* BEGIN DATASET EXCERPTS *
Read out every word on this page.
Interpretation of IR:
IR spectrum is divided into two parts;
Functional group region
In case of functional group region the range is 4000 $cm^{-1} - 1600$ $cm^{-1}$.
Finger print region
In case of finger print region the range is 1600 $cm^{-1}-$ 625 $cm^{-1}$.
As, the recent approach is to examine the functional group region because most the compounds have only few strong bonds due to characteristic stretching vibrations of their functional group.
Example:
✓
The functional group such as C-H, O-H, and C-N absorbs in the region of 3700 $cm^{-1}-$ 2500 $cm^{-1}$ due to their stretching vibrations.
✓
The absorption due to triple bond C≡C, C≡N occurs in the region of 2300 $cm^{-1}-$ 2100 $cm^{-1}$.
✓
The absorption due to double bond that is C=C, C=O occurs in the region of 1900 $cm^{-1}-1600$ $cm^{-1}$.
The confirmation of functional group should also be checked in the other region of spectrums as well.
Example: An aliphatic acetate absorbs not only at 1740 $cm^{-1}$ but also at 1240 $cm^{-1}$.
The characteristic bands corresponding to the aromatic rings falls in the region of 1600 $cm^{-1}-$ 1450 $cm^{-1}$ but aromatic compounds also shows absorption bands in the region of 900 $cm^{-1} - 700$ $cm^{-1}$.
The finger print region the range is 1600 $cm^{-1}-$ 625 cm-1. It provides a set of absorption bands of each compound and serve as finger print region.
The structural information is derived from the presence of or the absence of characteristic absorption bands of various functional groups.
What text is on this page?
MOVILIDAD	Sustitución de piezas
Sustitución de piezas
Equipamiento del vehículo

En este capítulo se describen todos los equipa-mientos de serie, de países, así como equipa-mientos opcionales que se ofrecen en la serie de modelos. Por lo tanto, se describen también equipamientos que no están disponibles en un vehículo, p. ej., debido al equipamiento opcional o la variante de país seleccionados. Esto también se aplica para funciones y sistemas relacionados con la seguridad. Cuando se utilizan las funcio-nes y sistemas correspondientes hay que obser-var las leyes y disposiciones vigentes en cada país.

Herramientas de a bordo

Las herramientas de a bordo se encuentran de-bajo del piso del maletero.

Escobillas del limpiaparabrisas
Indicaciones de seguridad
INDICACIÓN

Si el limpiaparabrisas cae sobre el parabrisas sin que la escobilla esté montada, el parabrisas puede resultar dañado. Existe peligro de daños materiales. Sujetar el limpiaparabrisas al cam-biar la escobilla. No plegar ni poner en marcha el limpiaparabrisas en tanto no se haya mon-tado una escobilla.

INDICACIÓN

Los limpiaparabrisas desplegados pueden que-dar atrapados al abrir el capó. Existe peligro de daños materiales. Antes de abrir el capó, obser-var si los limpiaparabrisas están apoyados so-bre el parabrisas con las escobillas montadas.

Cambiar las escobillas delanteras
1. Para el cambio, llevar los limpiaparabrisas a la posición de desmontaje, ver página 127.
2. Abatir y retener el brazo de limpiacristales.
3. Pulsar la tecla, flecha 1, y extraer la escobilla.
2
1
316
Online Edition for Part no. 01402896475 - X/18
* END DATASET EXCERPTS *
__DIRECTION__. Pull every line containing the word "están" out of the material.

__OUTPUT FOR THIS TASK__.
En este capítulo se describen todos los equipa-mientos de serie, de países, así como equipa-mientos opcionales que se ofrecen en la serie de modelos. Por lo tanto, se describen también equipamientos que no están disponibles en un vehículo, p. ej., debido al equipamiento opcional o la variante de país seleccionados. Esto también se aplica para funciones y sistemas relacionados con la seguridad. Cuando se utilizan las funcio-nes y sistemas correspondientes hay que obser-var las leyes y disposiciones vigentes en cada país.
Los limpiaparabrisas desplegados pueden que-dar atrapados al abrir el capó. Existe peligro de daños materiales. Antes de abrir el capó, obser-var si los limpiaparabrisas están apoyados so-bre el parabrisas con las escobillas montadas.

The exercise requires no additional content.